* Start Material shown *

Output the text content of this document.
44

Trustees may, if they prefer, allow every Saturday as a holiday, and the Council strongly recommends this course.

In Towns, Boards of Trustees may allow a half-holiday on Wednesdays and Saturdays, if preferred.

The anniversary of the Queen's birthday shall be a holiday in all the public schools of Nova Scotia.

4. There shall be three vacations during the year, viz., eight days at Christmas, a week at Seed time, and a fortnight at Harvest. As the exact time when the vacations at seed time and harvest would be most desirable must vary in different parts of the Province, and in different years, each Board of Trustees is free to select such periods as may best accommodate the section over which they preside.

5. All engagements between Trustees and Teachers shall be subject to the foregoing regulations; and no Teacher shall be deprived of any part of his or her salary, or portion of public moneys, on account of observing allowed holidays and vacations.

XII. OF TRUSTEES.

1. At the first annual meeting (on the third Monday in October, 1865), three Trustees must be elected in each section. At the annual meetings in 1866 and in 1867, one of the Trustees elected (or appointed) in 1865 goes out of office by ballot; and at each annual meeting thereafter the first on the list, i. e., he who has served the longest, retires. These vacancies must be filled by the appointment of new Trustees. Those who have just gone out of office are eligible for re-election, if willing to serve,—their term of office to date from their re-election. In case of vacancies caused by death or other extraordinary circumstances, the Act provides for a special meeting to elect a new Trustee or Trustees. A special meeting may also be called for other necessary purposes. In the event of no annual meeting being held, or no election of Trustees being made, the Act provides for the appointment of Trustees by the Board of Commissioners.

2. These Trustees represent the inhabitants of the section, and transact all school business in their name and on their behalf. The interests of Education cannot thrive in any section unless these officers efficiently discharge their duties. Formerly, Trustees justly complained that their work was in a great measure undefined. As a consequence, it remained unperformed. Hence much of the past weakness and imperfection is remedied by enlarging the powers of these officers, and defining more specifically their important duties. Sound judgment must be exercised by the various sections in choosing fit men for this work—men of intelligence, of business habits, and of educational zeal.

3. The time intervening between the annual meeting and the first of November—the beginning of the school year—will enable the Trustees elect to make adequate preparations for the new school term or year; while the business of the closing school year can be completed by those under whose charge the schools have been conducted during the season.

* End Material shown *

Written problem — Print back all the lines verbatim.

Complete answer —
Output the text content of this document.
44

Trustees may, if they prefer, allow every Saturday as a holiday, and the Council strongly recommends this course.

In Towns, Boards of Trustees may allow a half-holiday on Wednesdays and Saturdays, if preferred.

The anniversary of the Queen's birthday shall be a holiday in all the public schools of Nova Scotia.

4. There shall be three vacations during the year, viz., eight days at Christmas, a week at Seed time, and a fortnight at Harvest. As the exact time when the vacations at seed time and harvest would be most desirable must vary in different parts of the Province, and in different years, each Board of Trustees is free to select such periods as may best accommodate the section over which they preside.

5. All engagements between Trustees and Teachers shall be subject to the foregoing regulations; and no Teacher shall be deprived of any part of his or her salary, or portion of public moneys, on account of observing allowed holidays and vacations.

XII. OF TRUSTEES.

1. At the first annual meeting (on the third Monday in October, 1865), three Trustees must be elected in each section. At the annual meetings in 1866 and in 1867, one of the Trustees elected (or appointed) in 1865 goes out of office by ballot; and at each annual meeting thereafter the first on the list, i. e., he who has served the longest, retires. These vacancies must be filled by the appointment of new Trustees. Those who have just gone out of office are eligible for re-election, if willing to serve,—their term of office to date from their re-election. In case of vacancies caused by death or other extraordinary circumstances, the Act provides for a special meeting to elect a new Trustee or Trustees. A special meeting may also be called for other necessary purposes. In the event of no annual meeting being held, or no election of Trustees being made, the Act provides for the appointment of Trustees by the Board of Commissioners.

2. These Trustees represent the inhabitants of the section, and transact all school business in their name and on their behalf. The interests of Education cannot thrive in any section unless these officers efficiently discharge their duties. Formerly, Trustees justly complained that their work was in a great measure undefined. As a consequence, it remained unperformed. Hence much of the past weakness and imperfection is remedied by enlarging the powers of these officers, and defining more specifically their important duties. Sound judgment must be exercised by the various sections in choosing fit men for this work—men of intelligence, of business habits, and of educational zeal.

3. The time intervening between the annual meeting and the first of November—the beginning of the school year—will enable the Trustees elect to make adequate preparations for the new school term or year; while the business of the closing school year can be completed by those under whose charge the schools have been conducted during the season.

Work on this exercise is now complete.